Data extracted from a collection
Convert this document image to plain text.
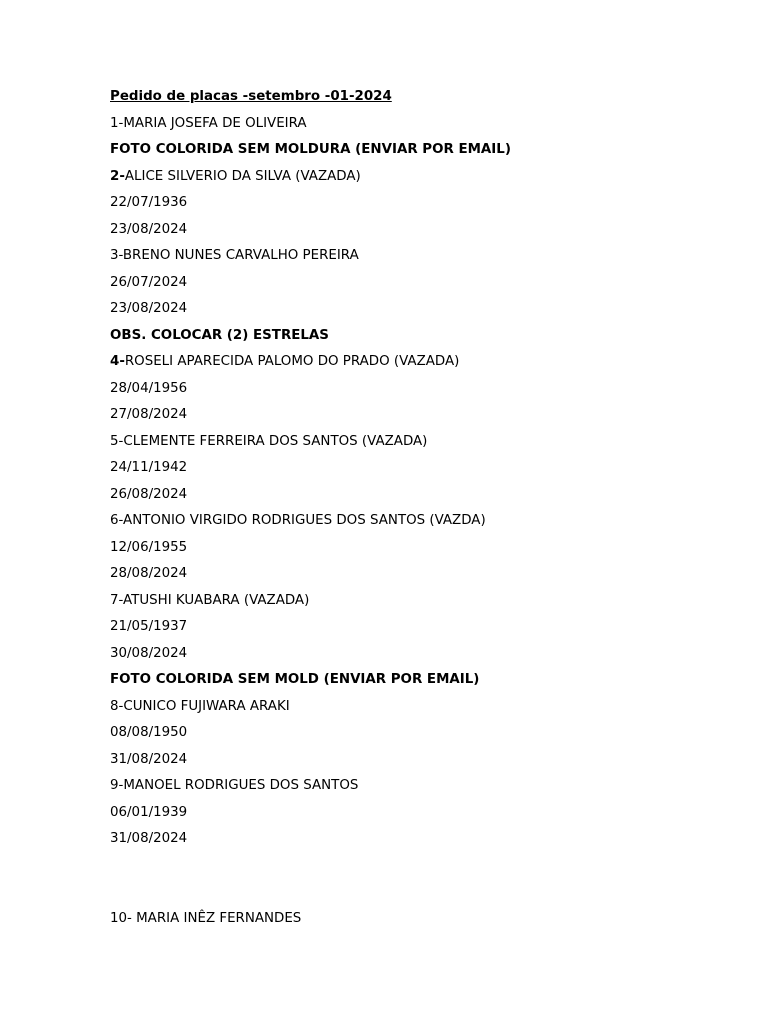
Pedido de placas -setembro -01-2024
1-MARIA JOSEFA DE OLIVEIRA
FOTO COLORIDA SEM MOLDURA (ENVIAR POR EMAIL)
2-ALICE SILVERIO DA SILVA (VAZADA)
22/07/1936
23/08/2024
3-BRENO NUNES CARVALHO PEREIRA
26/07/2024
23/08/2024
OBS. COLOCAR (2) ESTRELAS
4-ROSELI APARECIDA PALOMO DO PRADO (VAZADA)
28/04/1956
27/08/2024
5-CLEMENTE FERREIRA DOS SANTOS (VAZADA)
24/11/1942
26/08/2024
6-ANTONIO VIRGIDO RODRIGUES DOS SANTOS (VAZDA)
12/06/1955
28/08/2024
7-ATUSHI KUABARA (VAZADA)
21/05/1937
30/08/2024
FOTO COLORIDA SEM MOLD (ENVIAR POR EMAIL)
8-CUNICO FUJIWARA ARAKI
08/08/1950
31/08/2024
9-MANOEL RODRIGUES DOS SANTOS
06/01/1939
31/08/2024
10- MARIA INÊZ FERNANDES
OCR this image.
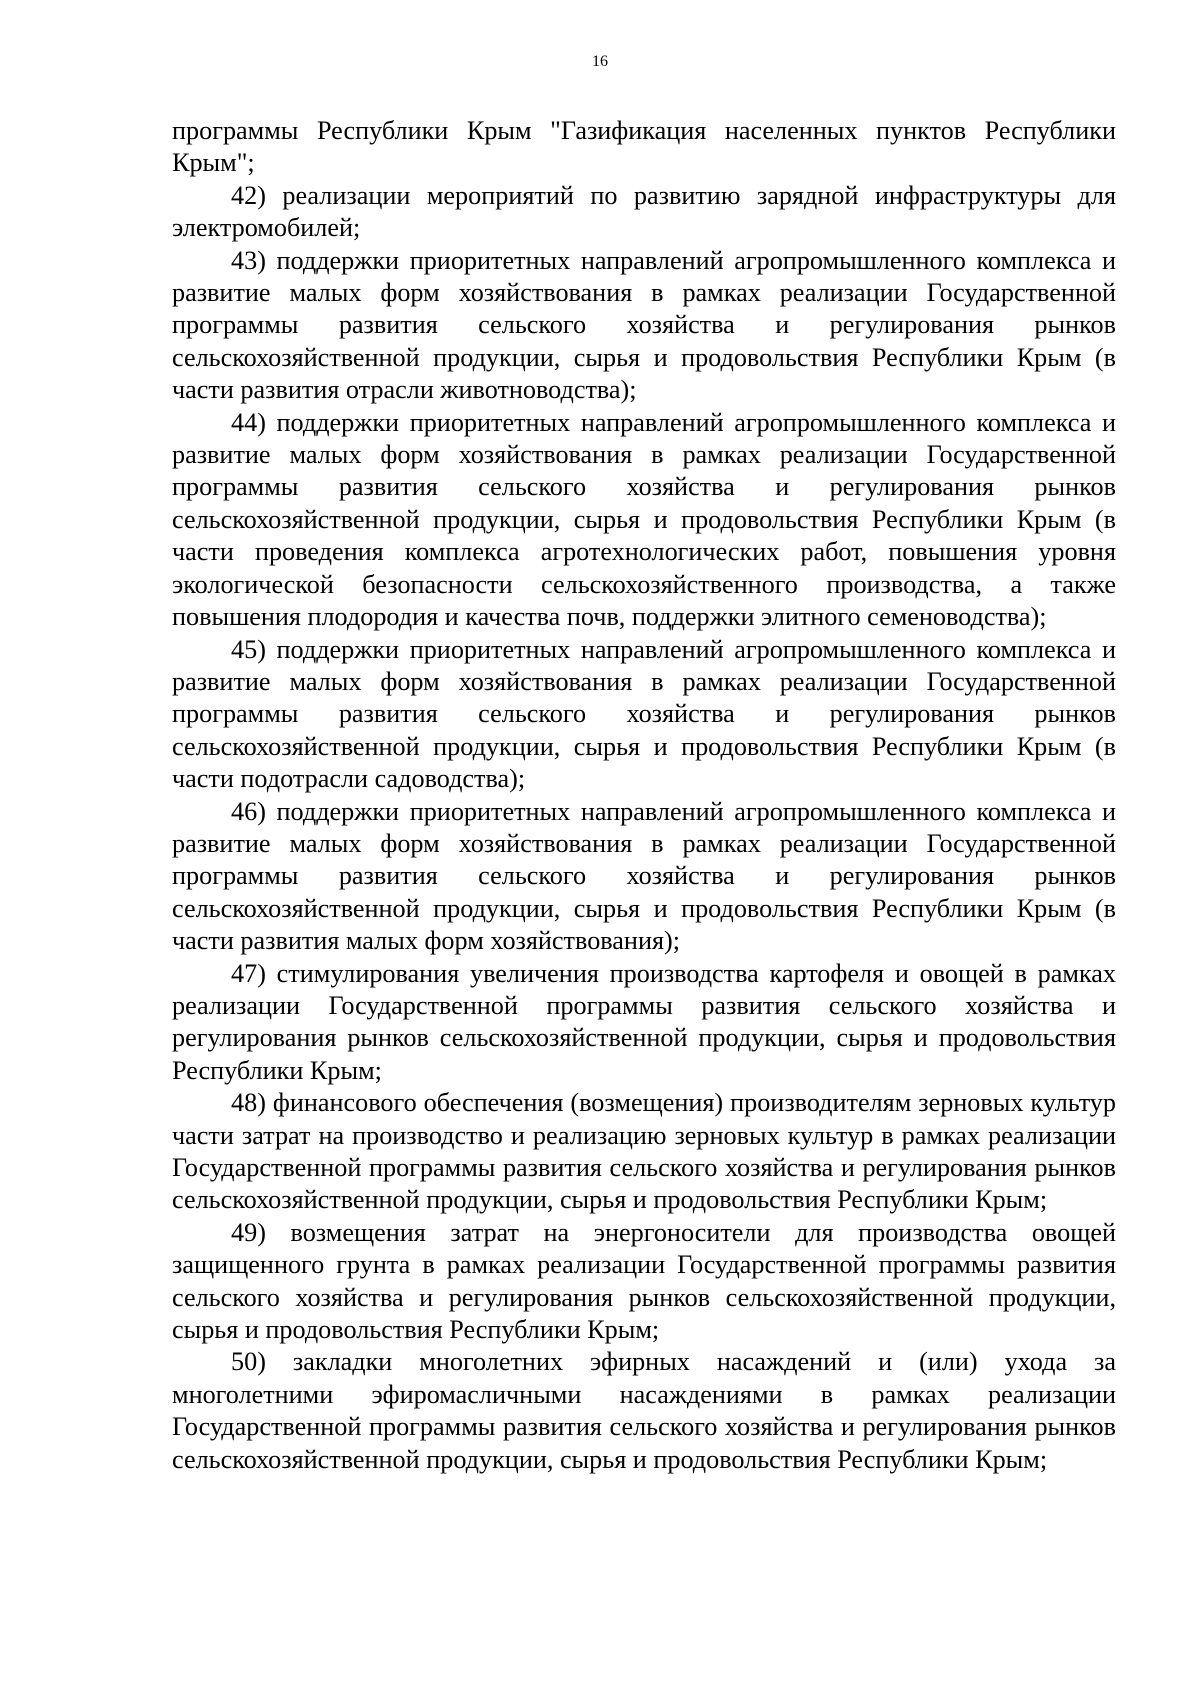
16

программы Республики Крым "Газификация населенных пунктов Республики Крым";

42) реализации мероприятий по развитию зарядной инфраструктуры для электромобилей;

43) поддержки приоритетных направлений агропромышленного комплекса и развитие малых форм хозяйствования в рамках реализации Государственной программы развития сельского хозяйства и регулирования рынков сельскохозяйственной продукции, сырья и продовольствия Республики Крым (в части развития отрасли животноводства);

44) поддержки приоритетных направлений агропромышленного комплекса и развитие малых форм хозяйствования в рамках реализации Государственной программы развития сельского хозяйства и регулирования рынков сельскохозяйственной продукции, сырья и продовольствия Республики Крым (в части проведения комплекса агротехнологических работ, повышения уровня экологической безопасности сельскохозяйственного производства, а также повышения плодородия и качества почв, поддержки элитного семеноводства);

45) поддержки приоритетных направлений агропромышленного комплекса и развитие малых форм хозяйствования в рамках реализации Государственной программы развития сельского хозяйства и регулирования рынков сельскохозяйственной продукции, сырья и продовольствия Республики Крым (в части подотрасли садоводства);

46) поддержки приоритетных направлений агропромышленного комплекса и развитие малых форм хозяйствования в рамках реализации Государственной программы развития сельского хозяйства и регулирования рынков сельскохозяйственной продукции, сырья и продовольствия Республики Крым (в части развития малых форм хозяйствования);

47) стимулирования увеличения производства картофеля и овощей в рамках реализации Государственной программы развития сельского хозяйства и регулирования рынков сельскохозяйственной продукции, сырья и продовольствия Республики Крым;

48) финансового обеспечения (возмещения) производителям зерновых культур части затрат на производство и реализацию зерновых культур в рамках реализации Государственной программы развития сельского хозяйства и регулирования рынков сельскохозяйственной продукции, сырья и продовольствия Республики Крым;

49) возмещения затрат на энергоносители для производства овощей защищенного грунта в рамках реализации Государственной программы развития сельского хозяйства и регулирования рынков сельскохозяйственной продукции, сырья и продовольствия Республики Крым;

50) закладки многолетних эфирных насаждений и (или) ухода за многолетними эфиромасличными насаждениями в рамках реализации Государственной программы развития сельского хозяйства и регулирования рынков сельскохозяйственной продукции, сырья и продовольствия Республики Крым;
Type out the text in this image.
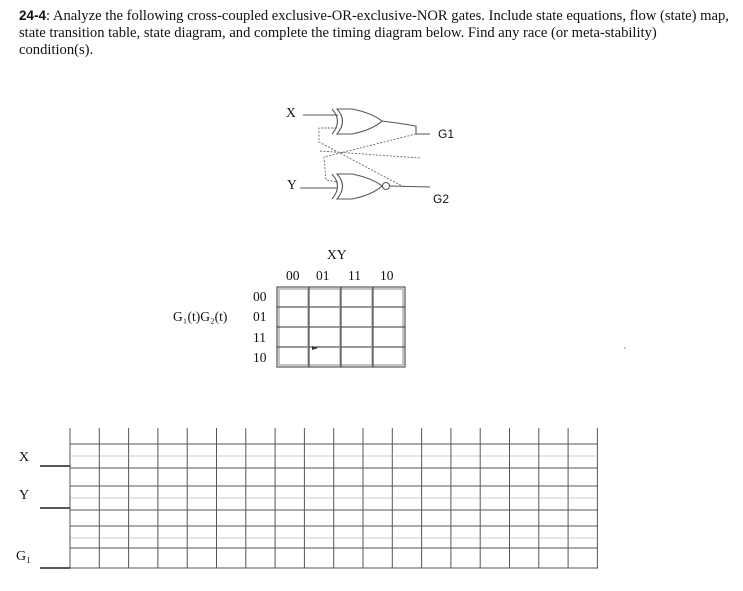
24-4: Analyze the following cross-coupled exclusive-OR-exclusive-NOR gates. Include state equations, flow (state) map, state transition table, state diagram, and complete the timing diagram below. Find any race (or meta-stability) condition(s).

X
Y
G1
G2
XY
00 01 11 10
G₁(t)G₂(t)
00
01
11
10
X
Y
G₁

Your task: Every entry above needs to be retyped exactly; drop the pictures.

The solution:
Convert this document image to plain text.
Pedido de placas -setembro -01-2024
1-MARIA JOSEFA DE OLIVEIRA
FOTO COLORIDA SEM MOLDURA (ENVIAR POR EMAIL)
2-ALICE SILVERIO DA SILVA (VAZADA)
22/07/1936
23/08/2024
3-BRENO NUNES CARVALHO PEREIRA
26/07/2024
23/08/2024
OBS. COLOCAR (2) ESTRELAS
4-ROSELI APARECIDA PALOMO DO PRADO (VAZADA)
28/04/1956
27/08/2024
5-CLEMENTE FERREIRA DOS SANTOS (VAZADA)
24/11/1942
26/08/2024
6-ANTONIO VIRGIDO RODRIGUES DOS SANTOS (VAZDA)
12/06/1955
28/08/2024
7-ATUSHI KUABARA (VAZADA)
21/05/1937
30/08/2024
FOTO COLORIDA SEM MOLD (ENVIAR POR EMAIL)
8-CUNICO FUJIWARA ARAKI
08/08/1950
31/08/2024
9-MANOEL RODRIGUES DOS SANTOS
06/01/1939
31/08/2024
10- MARIA INÊZ FERNANDES
OCR this image.
16

программы Республики Крым "Газификация населенных пунктов Республики Крым";

42) реализации мероприятий по развитию зарядной инфраструктуры для электромобилей;

43) поддержки приоритетных направлений агропромышленного комплекса и развитие малых форм хозяйствования в рамках реализации Государственной программы развития сельского хозяйства и регулирования рынков сельскохозяйственной продукции, сырья и продовольствия Республики Крым (в части развития отрасли животноводства);

44) поддержки приоритетных направлений агропромышленного комплекса и развитие малых форм хозяйствования в рамках реализации Государственной программы развития сельского хозяйства и регулирования рынков сельскохозяйственной продукции, сырья и продовольствия Республики Крым (в части проведения комплекса агротехнологических работ, повышения уровня экологической безопасности сельскохозяйственного производства, а также повышения плодородия и качества почв, поддержки элитного семеноводства);

45) поддержки приоритетных направлений агропромышленного комплекса и развитие малых форм хозяйствования в рамках реализации Государственной программы развития сельского хозяйства и регулирования рынков сельскохозяйственной продукции, сырья и продовольствия Республики Крым (в части подотрасли садоводства);

46) поддержки приоритетных направлений агропромышленного комплекса и развитие малых форм хозяйствования в рамках реализации Государственной программы развития сельского хозяйства и регулирования рынков сельскохозяйственной продукции, сырья и продовольствия Республики Крым (в части развития малых форм хозяйствования);

47) стимулирования увеличения производства картофеля и овощей в рамках реализации Государственной программы развития сельского хозяйства и регулирования рынков сельскохозяйственной продукции, сырья и продовольствия Республики Крым;

48) финансового обеспечения (возмещения) производителям зерновых культур части затрат на производство и реализацию зерновых культур в рамках реализации Государственной программы развития сельского хозяйства и регулирования рынков сельскохозяйственной продукции, сырья и продовольствия Республики Крым;

49) возмещения затрат на энергоносители для производства овощей защищенного грунта в рамках реализации Государственной программы развития сельского хозяйства и регулирования рынков сельскохозяйственной продукции, сырья и продовольствия Республики Крым;

50) закладки многолетних эфирных насаждений и (или) ухода за многолетними эфиромасличными насаждениями в рамках реализации Государственной программы развития сельского хозяйства и регулирования рынков сельскохозяйственной продукции, сырья и продовольствия Республики Крым;
Type out the text in this image.
24-4: Analyze the following cross-coupled exclusive-OR-exclusive-NOR gates. Include state equations, flow (state) map, state transition table, state diagram, and complete the timing diagram below. Find any race (or meta-stability) condition(s).

X
Y
G1
G2
XY
00 01 11 10
G₁(t)G₂(t)
00
01
11
10
X
Y
G₁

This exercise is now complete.